[Stored data]
--- START ---

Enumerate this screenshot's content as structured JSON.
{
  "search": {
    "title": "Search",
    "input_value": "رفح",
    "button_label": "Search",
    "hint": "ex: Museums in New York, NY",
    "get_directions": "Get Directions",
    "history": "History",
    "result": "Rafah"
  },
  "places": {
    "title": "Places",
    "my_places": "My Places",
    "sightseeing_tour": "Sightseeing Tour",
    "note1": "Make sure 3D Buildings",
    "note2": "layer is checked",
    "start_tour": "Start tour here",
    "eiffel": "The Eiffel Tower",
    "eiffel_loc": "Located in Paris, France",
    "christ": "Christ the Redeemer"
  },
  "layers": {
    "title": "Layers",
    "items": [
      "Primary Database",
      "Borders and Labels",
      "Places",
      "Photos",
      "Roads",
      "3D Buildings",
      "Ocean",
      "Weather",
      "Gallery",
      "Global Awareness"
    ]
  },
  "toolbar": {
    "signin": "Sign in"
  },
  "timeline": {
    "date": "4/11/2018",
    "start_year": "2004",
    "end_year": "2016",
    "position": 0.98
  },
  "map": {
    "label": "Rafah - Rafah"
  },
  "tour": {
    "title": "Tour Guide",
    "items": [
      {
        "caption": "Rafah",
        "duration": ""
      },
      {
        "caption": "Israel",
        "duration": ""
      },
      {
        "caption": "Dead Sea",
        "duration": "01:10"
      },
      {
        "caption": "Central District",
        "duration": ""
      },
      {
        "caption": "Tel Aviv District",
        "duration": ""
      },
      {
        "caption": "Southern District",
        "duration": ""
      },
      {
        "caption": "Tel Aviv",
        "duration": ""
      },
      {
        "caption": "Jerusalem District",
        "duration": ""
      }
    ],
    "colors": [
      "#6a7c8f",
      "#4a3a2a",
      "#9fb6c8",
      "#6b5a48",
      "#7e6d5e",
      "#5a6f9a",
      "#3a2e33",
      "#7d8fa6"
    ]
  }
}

--- END ---

▶ [Goal]:
Of the lines in this data, how many contain "Buildings"? Reply with only the number.

▶ [Task answer]:
2